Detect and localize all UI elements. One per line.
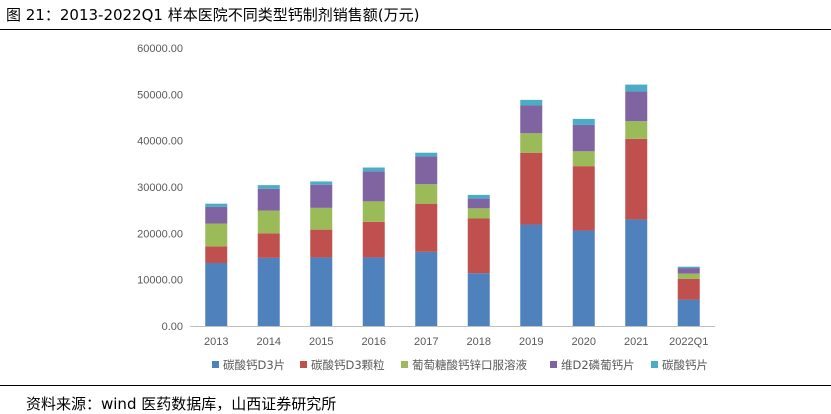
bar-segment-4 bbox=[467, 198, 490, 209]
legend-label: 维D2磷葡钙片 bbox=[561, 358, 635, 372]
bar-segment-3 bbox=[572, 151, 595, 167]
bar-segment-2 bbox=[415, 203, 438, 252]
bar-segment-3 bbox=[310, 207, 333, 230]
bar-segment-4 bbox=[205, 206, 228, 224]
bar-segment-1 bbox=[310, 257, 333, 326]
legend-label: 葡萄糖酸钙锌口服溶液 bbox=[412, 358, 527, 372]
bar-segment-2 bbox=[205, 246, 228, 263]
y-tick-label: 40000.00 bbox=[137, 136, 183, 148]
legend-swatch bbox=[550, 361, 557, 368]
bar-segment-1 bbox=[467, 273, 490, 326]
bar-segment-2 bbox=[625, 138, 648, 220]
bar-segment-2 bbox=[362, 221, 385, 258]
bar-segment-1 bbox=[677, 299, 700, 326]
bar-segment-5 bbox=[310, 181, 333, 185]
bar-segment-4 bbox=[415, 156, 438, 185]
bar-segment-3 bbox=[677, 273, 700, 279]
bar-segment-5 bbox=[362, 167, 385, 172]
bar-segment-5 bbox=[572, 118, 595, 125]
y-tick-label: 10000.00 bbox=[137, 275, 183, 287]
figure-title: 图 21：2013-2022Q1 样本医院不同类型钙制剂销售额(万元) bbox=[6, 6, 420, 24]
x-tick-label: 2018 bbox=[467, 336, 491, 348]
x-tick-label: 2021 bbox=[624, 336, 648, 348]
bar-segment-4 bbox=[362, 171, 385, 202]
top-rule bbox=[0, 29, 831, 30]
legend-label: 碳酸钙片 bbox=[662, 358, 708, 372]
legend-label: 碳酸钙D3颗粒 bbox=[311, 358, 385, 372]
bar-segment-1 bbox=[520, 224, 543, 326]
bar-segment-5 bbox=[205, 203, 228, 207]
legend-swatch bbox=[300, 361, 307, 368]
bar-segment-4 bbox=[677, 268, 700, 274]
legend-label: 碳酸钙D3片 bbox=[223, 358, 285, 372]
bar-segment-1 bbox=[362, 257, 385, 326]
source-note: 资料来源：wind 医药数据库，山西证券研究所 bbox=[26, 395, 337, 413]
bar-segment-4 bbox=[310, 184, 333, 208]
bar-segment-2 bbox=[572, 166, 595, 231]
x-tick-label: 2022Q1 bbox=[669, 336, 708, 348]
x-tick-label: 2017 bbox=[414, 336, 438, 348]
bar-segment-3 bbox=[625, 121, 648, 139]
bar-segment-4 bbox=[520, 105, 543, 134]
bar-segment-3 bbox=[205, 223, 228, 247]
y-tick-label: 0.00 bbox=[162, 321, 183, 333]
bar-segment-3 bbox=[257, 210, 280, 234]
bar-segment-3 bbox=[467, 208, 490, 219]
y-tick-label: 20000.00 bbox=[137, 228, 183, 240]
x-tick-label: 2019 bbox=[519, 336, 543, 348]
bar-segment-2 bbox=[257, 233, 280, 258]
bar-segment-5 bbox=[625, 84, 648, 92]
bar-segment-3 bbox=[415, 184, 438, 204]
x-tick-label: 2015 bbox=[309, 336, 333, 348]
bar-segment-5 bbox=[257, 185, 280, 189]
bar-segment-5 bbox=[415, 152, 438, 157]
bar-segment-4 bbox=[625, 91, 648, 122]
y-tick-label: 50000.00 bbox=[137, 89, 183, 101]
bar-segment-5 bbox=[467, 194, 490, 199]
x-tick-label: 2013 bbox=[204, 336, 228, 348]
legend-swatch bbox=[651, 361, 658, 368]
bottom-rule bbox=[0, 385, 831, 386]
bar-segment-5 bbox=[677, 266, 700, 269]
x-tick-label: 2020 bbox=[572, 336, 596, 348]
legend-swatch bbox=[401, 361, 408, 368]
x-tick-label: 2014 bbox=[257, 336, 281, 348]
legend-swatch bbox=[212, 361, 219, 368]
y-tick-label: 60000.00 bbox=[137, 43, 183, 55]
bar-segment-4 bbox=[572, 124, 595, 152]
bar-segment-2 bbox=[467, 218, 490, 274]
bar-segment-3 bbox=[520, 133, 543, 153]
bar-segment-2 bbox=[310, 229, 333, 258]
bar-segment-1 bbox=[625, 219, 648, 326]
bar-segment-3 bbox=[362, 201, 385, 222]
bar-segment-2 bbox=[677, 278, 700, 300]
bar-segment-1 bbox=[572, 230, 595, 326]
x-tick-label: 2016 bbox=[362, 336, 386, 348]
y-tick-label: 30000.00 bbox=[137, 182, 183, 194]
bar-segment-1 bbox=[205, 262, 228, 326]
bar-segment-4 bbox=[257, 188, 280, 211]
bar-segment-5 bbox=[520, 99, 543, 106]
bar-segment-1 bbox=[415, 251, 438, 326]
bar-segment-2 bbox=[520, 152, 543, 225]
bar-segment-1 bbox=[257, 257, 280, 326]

^^^^^^^^

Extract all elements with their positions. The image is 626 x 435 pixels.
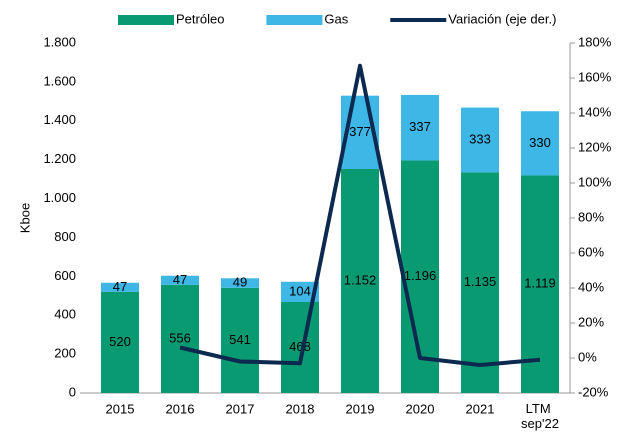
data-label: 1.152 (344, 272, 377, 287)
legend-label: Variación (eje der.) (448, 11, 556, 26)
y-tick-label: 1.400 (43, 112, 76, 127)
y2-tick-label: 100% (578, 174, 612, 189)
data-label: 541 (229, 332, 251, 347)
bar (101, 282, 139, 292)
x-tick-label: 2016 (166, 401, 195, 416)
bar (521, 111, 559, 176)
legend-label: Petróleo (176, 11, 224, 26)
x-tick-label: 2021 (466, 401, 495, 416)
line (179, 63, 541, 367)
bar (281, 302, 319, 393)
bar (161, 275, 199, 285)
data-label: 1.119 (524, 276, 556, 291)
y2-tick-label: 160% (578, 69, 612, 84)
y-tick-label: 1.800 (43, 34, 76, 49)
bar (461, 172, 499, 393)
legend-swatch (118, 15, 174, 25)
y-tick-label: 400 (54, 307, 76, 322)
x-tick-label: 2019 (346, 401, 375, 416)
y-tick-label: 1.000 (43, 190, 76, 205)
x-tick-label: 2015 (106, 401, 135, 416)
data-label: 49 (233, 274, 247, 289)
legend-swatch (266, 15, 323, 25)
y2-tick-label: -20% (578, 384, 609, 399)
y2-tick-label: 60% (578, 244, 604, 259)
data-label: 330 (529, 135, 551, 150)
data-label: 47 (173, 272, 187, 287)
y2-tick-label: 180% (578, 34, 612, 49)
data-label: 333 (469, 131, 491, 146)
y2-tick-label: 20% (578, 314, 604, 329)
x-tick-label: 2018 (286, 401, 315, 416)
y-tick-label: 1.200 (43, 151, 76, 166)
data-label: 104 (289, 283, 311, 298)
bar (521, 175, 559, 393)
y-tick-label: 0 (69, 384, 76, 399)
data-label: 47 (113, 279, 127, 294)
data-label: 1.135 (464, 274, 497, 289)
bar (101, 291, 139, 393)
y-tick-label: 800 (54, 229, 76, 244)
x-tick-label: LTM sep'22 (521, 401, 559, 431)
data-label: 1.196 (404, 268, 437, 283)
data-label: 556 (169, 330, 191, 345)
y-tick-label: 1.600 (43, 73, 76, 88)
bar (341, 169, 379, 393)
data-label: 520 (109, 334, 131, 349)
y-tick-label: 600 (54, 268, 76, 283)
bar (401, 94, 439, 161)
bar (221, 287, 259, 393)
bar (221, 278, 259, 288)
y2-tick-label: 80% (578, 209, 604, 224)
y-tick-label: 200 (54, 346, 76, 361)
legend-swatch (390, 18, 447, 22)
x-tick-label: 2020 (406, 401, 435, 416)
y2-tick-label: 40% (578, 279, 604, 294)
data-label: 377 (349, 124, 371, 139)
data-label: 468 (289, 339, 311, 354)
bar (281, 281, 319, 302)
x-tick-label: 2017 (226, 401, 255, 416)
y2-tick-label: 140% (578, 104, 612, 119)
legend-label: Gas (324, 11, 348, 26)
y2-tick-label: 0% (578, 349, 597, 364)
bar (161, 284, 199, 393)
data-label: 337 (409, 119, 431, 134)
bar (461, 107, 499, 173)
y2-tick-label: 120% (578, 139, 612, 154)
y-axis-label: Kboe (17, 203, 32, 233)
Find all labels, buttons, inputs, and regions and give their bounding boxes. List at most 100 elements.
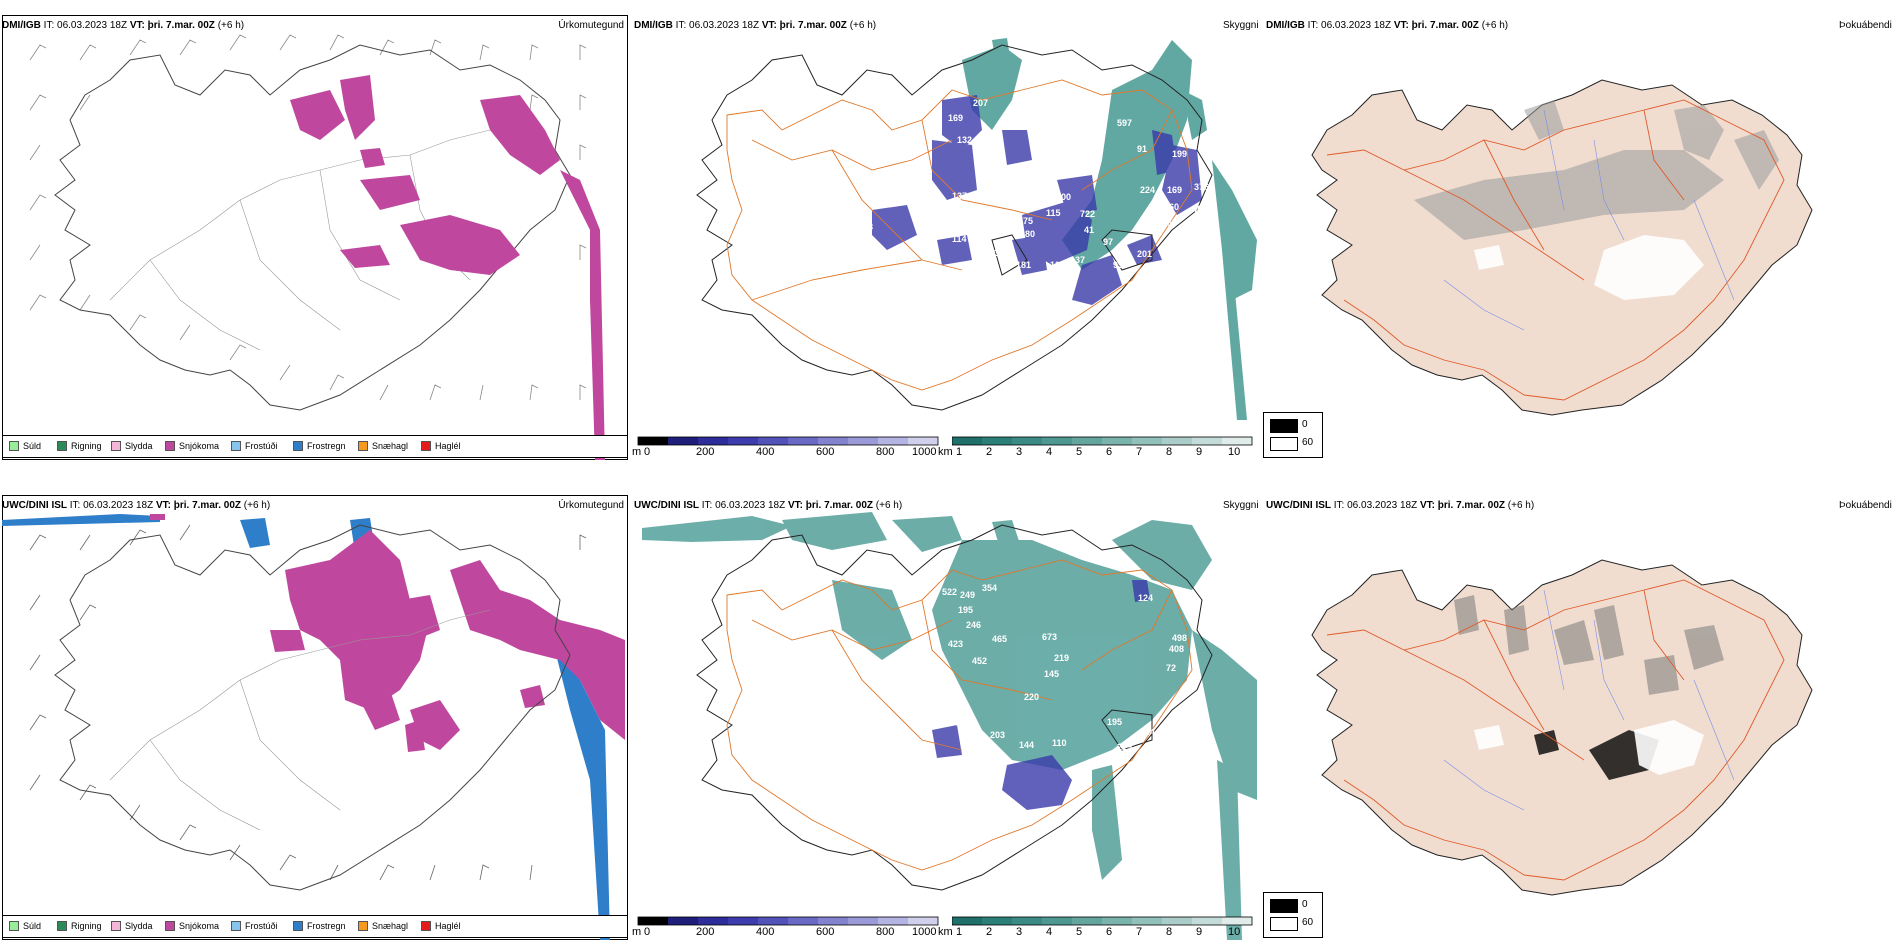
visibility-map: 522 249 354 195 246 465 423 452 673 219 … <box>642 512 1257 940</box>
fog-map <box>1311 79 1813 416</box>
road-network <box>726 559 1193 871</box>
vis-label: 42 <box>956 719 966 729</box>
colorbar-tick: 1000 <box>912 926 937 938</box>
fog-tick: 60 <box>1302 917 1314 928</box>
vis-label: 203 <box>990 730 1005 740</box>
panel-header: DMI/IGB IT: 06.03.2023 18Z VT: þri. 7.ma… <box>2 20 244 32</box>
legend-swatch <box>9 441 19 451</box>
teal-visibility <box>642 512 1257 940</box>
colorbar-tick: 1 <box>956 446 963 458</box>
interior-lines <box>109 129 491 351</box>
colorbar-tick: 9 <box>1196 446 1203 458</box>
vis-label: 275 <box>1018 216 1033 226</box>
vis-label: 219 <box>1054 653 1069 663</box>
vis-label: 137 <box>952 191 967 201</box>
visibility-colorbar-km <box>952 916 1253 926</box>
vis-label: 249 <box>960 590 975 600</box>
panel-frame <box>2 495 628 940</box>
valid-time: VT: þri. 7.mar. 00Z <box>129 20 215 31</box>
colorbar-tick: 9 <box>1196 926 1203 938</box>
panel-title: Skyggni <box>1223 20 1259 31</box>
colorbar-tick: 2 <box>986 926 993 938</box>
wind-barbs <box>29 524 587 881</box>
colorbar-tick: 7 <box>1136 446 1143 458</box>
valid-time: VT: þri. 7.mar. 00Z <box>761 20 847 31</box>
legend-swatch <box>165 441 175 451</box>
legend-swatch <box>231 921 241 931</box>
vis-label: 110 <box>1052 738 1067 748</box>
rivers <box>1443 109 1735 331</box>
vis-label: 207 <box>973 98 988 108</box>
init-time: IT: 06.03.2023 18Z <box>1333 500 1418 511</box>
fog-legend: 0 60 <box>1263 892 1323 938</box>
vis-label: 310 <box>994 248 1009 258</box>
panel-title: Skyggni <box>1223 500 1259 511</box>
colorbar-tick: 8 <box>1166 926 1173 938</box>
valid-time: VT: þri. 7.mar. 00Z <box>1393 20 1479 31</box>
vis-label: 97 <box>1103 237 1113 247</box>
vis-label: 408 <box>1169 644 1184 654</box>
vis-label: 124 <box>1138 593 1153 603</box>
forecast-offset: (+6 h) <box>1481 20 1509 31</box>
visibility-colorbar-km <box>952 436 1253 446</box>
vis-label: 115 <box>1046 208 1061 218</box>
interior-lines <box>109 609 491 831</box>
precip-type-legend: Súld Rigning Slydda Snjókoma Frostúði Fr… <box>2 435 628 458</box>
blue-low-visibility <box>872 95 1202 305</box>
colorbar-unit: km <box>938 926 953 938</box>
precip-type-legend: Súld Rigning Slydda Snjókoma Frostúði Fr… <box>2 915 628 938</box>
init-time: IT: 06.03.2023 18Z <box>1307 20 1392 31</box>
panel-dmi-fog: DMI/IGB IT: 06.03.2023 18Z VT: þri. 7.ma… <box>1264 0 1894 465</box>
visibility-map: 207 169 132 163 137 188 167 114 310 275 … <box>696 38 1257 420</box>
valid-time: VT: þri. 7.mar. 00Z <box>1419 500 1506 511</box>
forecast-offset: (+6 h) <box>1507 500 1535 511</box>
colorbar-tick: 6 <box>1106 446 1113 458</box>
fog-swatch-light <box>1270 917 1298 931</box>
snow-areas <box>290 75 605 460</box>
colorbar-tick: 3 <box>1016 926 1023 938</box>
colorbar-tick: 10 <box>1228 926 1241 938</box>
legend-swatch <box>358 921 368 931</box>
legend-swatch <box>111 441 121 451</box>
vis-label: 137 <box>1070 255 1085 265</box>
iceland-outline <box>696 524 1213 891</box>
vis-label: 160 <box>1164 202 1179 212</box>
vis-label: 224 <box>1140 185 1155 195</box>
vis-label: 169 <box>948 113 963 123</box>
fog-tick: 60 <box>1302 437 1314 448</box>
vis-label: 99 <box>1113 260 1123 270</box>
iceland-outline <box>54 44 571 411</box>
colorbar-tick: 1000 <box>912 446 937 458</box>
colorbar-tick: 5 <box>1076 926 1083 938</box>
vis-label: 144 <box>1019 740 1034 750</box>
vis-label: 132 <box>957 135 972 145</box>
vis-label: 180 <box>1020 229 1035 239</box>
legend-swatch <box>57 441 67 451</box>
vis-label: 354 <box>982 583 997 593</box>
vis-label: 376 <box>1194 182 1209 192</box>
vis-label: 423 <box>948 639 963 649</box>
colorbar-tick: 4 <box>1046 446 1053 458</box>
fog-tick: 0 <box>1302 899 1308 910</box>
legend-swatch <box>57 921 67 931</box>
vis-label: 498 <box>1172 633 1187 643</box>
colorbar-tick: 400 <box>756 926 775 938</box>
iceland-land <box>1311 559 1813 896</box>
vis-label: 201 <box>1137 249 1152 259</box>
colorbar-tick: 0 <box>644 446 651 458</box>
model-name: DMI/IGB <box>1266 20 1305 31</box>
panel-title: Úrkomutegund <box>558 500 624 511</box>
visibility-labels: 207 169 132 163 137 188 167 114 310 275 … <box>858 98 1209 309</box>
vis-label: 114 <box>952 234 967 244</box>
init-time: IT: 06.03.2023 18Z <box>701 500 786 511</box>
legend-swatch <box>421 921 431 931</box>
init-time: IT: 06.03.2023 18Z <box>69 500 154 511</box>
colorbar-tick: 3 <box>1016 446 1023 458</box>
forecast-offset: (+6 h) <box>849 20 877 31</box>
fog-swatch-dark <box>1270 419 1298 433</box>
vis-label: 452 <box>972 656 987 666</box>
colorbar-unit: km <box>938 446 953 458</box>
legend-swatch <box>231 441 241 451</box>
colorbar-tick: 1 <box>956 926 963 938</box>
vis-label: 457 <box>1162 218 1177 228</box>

^^^^^^^^

◆ Goal ◆
Copy the lines of the listing exactly, beginning at the line that contains "visibility-map: 522 249" and stopping after the line that contains "vis-label: 110 <box>1052 738 1067 748</box>".

◆ Reply to the exercise ◆
visibility-map: 522 249 354 195 246 465 423 452 673 219 … <box>642 512 1257 940</box>
fog-map <box>1311 79 1813 416</box>
road-network <box>726 559 1193 871</box>
vis-label: 42 <box>956 719 966 729</box>
colorbar-tick: 1000 <box>912 926 937 938</box>
fog-tick: 60 <box>1302 917 1314 928</box>
vis-label: 203 <box>990 730 1005 740</box>
panel-header: DMI/IGB IT: 06.03.2023 18Z VT: þri. 7.ma… <box>2 20 244 32</box>
legend-swatch <box>9 441 19 451</box>
teal-visibility <box>642 512 1257 940</box>
colorbar-tick: 1 <box>956 446 963 458</box>
interior-lines <box>109 129 491 351</box>
colorbar-tick: 9 <box>1196 446 1203 458</box>
vis-label: 275 <box>1018 216 1033 226</box>
vis-label: 219 <box>1054 653 1069 663</box>
vis-label: 137 <box>952 191 967 201</box>
visibility-colorbar-km <box>952 916 1253 926</box>
vis-label: 249 <box>960 590 975 600</box>
panel-frame <box>2 495 628 940</box>
valid-time: VT: þri. 7.mar. 00Z <box>129 20 215 31</box>
colorbar-tick: 9 <box>1196 926 1203 938</box>
panel-title: Skyggni <box>1223 20 1259 31</box>
colorbar-tick: 2 <box>986 926 993 938</box>
wind-barbs <box>29 524 587 881</box>
colorbar-tick: 7 <box>1136 446 1143 458</box>
valid-time: VT: þri. 7.mar. 00Z <box>761 20 847 31</box>
legend-swatch <box>165 441 175 451</box>
legend-swatch <box>231 921 241 931</box>
vis-label: 110 <box>1052 738 1067 748</box>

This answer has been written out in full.